- [Rows]:
--

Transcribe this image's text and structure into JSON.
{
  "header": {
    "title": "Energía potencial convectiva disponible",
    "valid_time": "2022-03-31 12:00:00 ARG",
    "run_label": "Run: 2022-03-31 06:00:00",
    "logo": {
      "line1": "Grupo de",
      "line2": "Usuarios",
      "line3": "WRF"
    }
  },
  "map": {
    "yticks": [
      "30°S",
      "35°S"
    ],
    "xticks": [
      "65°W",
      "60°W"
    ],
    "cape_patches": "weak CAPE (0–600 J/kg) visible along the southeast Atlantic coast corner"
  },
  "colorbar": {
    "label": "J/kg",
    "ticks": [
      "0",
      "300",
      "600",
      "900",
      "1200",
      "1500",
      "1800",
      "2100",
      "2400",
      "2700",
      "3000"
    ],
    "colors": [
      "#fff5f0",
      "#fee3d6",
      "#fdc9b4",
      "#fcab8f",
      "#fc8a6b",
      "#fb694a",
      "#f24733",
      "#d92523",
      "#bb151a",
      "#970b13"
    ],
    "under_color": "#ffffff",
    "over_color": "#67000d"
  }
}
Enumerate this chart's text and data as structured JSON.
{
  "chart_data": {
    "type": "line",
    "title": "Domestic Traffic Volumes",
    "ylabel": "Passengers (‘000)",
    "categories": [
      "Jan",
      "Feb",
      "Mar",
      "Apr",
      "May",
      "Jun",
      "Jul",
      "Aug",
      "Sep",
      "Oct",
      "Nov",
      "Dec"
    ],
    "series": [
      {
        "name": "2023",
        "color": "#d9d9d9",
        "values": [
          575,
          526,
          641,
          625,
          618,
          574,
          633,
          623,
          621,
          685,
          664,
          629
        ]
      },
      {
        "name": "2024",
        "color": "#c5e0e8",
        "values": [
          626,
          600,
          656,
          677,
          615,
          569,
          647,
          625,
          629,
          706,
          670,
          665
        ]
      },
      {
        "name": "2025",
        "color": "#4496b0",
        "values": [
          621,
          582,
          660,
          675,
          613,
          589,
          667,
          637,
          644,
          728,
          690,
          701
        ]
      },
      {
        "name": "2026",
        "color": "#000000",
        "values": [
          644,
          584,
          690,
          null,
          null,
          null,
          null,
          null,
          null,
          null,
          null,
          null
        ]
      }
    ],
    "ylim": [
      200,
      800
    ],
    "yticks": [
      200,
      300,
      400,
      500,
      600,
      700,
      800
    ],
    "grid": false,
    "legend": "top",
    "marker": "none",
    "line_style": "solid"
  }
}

--

- [Aim of the exercise]:
Retype all the records, matching them exactly.

- [Completed exercise]:
Transcribe this image's text and structure into JSON.
{
  "header": {
    "title": "Energía potencial convectiva disponible",
    "valid_time": "2022-03-31 12:00:00 ARG",
    "run_label": "Run: 2022-03-31 06:00:00",
    "logo": {
      "line1": "Grupo de",
      "line2": "Usuarios",
      "line3": "WRF"
    }
  },
  "map": {
    "yticks": [
      "30°S",
      "35°S"
    ],
    "xticks": [
      "65°W",
      "60°W"
    ],
    "cape_patches": "weak CAPE (0–600 J/kg) visible along the southeast Atlantic coast corner"
  },
  "colorbar": {
    "label": "J/kg",
    "ticks": [
      "0",
      "300",
      "600",
      "900",
      "1200",
      "1500",
      "1800",
      "2100",
      "2400",
      "2700",
      "3000"
    ],
    "colors": [
      "#fff5f0",
      "#fee3d6",
      "#fdc9b4",
      "#fcab8f",
      "#fc8a6b",
      "#fb694a",
      "#f24733",
      "#d92523",
      "#bb151a",
      "#970b13"
    ],
    "under_color": "#ffffff",
    "over_color": "#67000d"
  }
}
Enumerate this chart's text and data as structured JSON.
{
  "chart_data": {
    "type": "line",
    "title": "Domestic Traffic Volumes",
    "ylabel": "Passengers (‘000)",
    "categories": [
      "Jan",
      "Feb",
      "Mar",
      "Apr",
      "May",
      "Jun",
      "Jul",
      "Aug",
      "Sep",
      "Oct",
      "Nov",
      "Dec"
    ],
    "series": [
      {
        "name": "2023",
        "color": "#d9d9d9",
        "values": [
          575,
          526,
          641,
          625,
          618,
          574,
          633,
          623,
          621,
          685,
          664,
          629
        ]
      },
      {
        "name": "2024",
        "color": "#c5e0e8",
        "values": [
          626,
          600,
          656,
          677,
          615,
          569,
          647,
          625,
          629,
          706,
          670,
          665
        ]
      },
      {
        "name": "2025",
        "color": "#4496b0",
        "values": [
          621,
          582,
          660,
          675,
          613,
          589,
          667,
          637,
          644,
          728,
          690,
          701
        ]
      },
      {
        "name": "2026",
        "color": "#000000",
        "values": [
          644,
          584,
          690,
          null,
          null,
          null,
          null,
          null,
          null,
          null,
          null,
          null
        ]
      }
    ],
    "ylim": [
      200,
      800
    ],
    "yticks": [
      200,
      300,
      400,
      500,
      600,
      700,
      800
    ],
    "grid": false,
    "legend": "top",
    "marker": "none",
    "line_style": "solid"
  }
}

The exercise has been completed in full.